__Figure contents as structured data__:
+--
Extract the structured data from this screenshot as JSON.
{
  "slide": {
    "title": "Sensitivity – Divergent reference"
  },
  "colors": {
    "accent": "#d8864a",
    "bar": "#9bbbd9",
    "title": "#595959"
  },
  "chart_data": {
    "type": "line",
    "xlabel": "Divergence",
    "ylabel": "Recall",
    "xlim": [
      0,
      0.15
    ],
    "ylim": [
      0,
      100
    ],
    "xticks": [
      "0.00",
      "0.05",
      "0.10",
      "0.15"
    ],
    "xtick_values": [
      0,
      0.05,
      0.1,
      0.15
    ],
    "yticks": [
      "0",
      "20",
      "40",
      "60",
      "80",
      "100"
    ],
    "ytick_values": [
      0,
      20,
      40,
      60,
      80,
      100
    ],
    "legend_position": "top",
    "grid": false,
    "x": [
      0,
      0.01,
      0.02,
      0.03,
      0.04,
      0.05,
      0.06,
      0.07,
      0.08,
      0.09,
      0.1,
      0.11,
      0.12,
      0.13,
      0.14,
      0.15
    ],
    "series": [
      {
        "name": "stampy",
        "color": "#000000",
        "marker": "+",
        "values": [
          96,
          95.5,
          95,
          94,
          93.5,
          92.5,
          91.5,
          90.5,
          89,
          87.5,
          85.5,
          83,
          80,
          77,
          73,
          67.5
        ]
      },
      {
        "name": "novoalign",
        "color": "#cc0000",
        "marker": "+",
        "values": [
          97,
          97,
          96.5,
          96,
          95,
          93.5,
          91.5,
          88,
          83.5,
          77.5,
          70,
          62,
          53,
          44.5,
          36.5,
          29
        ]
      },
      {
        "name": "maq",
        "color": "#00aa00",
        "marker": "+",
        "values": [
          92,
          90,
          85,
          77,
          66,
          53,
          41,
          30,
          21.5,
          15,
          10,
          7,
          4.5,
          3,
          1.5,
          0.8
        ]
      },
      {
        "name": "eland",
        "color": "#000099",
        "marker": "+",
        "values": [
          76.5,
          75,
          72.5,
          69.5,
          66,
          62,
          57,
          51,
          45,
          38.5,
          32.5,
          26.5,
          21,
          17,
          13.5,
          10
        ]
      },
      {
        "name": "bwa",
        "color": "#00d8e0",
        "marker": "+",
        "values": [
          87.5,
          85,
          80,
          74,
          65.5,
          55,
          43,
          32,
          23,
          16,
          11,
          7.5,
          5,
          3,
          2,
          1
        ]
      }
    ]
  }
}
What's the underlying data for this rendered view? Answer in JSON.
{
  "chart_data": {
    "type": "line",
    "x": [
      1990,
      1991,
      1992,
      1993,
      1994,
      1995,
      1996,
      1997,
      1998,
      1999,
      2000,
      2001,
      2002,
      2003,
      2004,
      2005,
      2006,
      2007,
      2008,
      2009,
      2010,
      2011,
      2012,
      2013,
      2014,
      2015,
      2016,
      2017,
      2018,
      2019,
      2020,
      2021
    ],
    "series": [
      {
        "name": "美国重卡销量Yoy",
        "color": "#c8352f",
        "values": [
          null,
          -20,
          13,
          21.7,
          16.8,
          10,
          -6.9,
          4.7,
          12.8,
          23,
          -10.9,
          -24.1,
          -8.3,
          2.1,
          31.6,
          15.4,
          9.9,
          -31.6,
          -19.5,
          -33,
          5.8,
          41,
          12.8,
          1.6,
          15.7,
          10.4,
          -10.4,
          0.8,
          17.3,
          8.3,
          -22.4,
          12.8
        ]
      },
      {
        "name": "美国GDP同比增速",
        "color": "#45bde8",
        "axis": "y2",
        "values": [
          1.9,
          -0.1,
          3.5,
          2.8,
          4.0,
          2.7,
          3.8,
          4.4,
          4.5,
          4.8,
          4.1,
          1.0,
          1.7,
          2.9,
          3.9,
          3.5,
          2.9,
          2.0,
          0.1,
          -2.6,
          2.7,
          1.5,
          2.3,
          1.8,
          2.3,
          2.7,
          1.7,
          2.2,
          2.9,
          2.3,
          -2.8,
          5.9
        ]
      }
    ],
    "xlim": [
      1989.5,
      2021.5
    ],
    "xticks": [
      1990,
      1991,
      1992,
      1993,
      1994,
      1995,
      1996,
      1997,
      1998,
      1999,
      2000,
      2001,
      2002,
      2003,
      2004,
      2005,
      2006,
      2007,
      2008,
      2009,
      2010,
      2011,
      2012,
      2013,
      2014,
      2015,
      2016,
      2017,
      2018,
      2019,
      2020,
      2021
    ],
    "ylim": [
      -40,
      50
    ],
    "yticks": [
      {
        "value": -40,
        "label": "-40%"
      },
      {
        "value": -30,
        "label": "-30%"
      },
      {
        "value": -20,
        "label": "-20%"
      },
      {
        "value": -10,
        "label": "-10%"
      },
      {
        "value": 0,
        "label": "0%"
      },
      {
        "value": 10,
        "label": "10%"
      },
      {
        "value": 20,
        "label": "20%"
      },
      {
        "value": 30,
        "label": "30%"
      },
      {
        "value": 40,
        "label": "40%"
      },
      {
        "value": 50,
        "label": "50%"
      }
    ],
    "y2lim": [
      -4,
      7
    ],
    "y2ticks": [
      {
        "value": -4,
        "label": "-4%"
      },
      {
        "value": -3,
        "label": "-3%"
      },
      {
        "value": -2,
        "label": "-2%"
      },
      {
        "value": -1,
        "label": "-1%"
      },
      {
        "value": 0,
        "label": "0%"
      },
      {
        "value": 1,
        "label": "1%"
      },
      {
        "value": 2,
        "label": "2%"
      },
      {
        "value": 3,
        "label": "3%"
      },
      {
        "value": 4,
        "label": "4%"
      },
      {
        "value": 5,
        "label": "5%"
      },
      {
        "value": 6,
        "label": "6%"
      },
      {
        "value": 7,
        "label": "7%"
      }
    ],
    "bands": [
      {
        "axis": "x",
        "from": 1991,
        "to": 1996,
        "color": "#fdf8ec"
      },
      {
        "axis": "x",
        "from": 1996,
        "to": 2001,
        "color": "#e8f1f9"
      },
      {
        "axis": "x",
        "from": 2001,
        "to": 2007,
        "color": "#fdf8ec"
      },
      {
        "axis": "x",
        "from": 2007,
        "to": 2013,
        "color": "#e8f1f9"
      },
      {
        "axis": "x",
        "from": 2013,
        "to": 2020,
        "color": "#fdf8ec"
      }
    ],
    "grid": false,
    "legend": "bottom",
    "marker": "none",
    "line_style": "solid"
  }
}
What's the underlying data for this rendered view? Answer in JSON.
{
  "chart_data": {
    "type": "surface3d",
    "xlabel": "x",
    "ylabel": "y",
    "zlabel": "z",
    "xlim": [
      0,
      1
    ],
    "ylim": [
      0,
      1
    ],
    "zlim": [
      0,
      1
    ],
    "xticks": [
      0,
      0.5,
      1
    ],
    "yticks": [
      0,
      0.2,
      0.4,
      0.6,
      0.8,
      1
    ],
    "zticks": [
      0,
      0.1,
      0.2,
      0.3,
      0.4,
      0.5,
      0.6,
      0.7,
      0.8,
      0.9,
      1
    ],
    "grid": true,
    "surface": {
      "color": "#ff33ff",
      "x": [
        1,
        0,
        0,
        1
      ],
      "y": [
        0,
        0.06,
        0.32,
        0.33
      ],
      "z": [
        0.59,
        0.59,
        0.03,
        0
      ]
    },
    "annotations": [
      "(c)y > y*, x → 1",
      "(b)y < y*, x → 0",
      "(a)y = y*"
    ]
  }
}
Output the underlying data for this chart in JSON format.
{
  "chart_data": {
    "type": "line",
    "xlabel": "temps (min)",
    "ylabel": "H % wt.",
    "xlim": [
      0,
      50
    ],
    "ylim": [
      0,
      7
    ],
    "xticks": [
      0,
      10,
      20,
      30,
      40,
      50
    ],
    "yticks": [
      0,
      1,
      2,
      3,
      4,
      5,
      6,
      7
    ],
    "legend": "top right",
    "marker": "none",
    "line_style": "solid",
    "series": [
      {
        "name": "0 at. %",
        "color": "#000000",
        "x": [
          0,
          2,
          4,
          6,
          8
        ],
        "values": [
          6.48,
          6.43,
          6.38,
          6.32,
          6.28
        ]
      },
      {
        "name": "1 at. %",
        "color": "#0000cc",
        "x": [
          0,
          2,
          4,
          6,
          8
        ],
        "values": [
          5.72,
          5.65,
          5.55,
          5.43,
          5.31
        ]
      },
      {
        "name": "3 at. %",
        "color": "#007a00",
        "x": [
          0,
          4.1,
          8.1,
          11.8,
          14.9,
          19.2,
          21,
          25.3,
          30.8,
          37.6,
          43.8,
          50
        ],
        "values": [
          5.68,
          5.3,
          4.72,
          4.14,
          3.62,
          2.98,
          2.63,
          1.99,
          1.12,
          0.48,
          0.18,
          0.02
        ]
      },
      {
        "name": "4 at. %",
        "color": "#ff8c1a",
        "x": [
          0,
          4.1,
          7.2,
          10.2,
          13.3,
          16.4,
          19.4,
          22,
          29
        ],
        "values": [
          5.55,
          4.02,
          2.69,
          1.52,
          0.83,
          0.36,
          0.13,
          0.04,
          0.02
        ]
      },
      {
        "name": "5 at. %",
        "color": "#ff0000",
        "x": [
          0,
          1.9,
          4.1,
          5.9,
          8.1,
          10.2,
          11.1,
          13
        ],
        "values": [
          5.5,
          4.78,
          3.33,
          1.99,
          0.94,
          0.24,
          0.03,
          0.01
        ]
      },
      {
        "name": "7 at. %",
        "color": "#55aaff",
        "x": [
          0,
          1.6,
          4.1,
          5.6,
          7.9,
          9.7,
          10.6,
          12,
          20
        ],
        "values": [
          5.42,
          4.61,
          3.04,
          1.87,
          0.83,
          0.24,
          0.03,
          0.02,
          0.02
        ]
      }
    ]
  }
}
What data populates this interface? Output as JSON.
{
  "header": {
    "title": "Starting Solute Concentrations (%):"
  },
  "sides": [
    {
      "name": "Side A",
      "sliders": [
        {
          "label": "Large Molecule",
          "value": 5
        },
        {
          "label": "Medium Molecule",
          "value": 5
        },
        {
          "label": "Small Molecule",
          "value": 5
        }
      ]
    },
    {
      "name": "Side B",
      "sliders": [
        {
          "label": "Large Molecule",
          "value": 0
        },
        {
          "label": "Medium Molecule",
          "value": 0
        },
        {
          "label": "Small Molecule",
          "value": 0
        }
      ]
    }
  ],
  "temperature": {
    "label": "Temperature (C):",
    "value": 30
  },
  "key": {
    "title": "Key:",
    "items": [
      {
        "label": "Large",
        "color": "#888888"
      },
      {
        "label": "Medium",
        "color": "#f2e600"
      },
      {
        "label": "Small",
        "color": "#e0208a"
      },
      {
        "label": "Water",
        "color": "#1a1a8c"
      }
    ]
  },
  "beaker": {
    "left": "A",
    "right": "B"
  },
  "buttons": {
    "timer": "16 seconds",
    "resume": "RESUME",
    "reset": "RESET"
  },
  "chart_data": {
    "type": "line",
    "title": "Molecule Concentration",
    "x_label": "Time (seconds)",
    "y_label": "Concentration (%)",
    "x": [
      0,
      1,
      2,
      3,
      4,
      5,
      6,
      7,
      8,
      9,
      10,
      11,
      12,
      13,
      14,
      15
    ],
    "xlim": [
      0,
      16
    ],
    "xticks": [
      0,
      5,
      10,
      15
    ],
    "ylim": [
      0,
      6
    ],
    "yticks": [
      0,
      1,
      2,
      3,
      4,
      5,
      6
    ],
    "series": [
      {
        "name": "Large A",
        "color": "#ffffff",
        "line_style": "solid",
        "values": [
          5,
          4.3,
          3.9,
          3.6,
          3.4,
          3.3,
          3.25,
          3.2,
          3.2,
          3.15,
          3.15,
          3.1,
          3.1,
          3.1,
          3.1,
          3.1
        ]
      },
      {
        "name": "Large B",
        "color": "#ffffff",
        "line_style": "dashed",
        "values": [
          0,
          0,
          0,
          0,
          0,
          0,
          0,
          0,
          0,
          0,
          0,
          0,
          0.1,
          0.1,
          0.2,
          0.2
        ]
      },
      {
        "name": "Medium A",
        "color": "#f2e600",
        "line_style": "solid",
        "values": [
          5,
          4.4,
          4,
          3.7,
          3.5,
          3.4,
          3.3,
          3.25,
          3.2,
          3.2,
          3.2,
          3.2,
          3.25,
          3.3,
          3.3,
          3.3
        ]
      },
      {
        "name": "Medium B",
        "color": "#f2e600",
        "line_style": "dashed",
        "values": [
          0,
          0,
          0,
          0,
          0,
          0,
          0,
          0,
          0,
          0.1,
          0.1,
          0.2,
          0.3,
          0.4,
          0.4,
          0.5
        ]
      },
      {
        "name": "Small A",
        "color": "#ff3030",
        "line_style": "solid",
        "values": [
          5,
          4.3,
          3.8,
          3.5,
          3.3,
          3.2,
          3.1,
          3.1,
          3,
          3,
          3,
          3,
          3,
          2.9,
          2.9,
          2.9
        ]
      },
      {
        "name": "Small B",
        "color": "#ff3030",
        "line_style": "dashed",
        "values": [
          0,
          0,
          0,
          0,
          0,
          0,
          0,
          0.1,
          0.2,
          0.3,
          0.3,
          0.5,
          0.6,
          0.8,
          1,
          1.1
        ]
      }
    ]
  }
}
+--
__TO DO__: Only lines with the string "seconds" belong in your answer; copy each one.

__ANSWER TO THIS EXERCISE__:
    "timer": "16 seconds",
    "x_label": "Time (seconds)",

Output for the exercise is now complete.